Only lines holding the string "电感耦合等离子体发射光谱仪" are wanted; copy each one from the material.
[begin Provided material]
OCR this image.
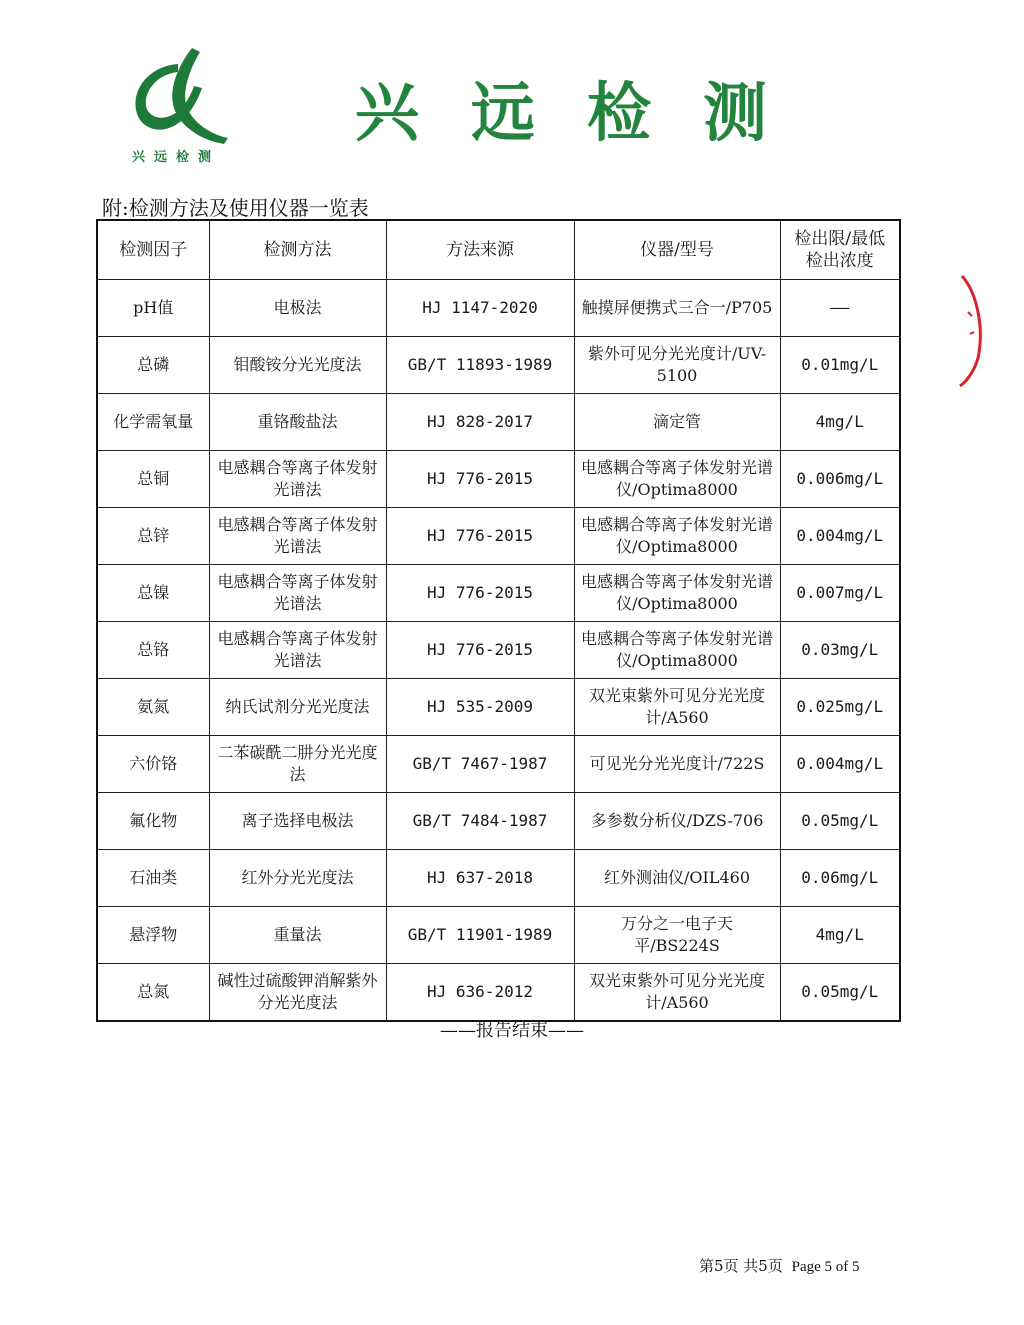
兴远检测
兴远检测
附:检测方法及使用仪器一览表
检测因子	检测方法	方法来源	仪器/型号	检出限/最低检出浓度
pH值	电极法	HJ 1147-2020	触摸屏便携式三合一/P705	——
总磷	钼酸铵分光光度法	GB/T 11893-1989	紫外可见分光光度计/UV-5100	0.01mg/L
化学需氧量	重铬酸盐法	HJ 828-2017	滴定管	4mg/L
总铜	电感耦合等离子体发射光谱法	HJ 776-2015	电感耦合等离子体发射光谱仪/Optima8000	0.006mg/L
总锌	电感耦合等离子体发射光谱法	HJ 776-2015	电感耦合等离子体发射光谱仪/Optima8000	0.004mg/L
总镍	电感耦合等离子体发射光谱法	HJ 776-2015	电感耦合等离子体发射光谱仪/Optima8000	0.007mg/L
总铬	电感耦合等离子体发射光谱法	HJ 776-2015	电感耦合等离子体发射光谱仪/Optima8000	0.03mg/L
氨氮	纳氏试剂分光光度法	HJ 535-2009	双光束紫外可见分光光度计/A560	0.025mg/L
六价铬	二苯碳酰二肼分光光度法	GB/T 7467-1987	可见光分光光度计/722S	0.004mg/L
氟化物	离子选择电极法	GB/T 7484-1987	多参数分析仪/DZS-706	0.05mg/L
石油类	红外分光光度法	HJ 637-2018	红外测油仪/OIL460	0.06mg/L
悬浮物	重量法	GB/T 11901-1989	万分之一电子天平/BS224S	4mg/L
总氮	碱性过硫酸钾消解紫外分光光度法	HJ 636-2012	双光束紫外可见分光光度计/A560	0.05mg/L
——报告结束——
第5页 共5页 Page 5 of 5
[end Provided material]
● Exercise response:
总铜	电感耦合等离子体发射光谱法	HJ 776-2015	电感耦合等离子体发射光谱仪/Optima8000	0.006mg/L
总锌	电感耦合等离子体发射光谱法	HJ 776-2015	电感耦合等离子体发射光谱仪/Optima8000	0.004mg/L
总镍	电感耦合等离子体发射光谱法	HJ 776-2015	电感耦合等离子体发射光谱仪/Optima8000	0.007mg/L
总铬	电感耦合等离子体发射光谱法	HJ 776-2015	电感耦合等离子体发射光谱仪/Optima8000	0.03mg/L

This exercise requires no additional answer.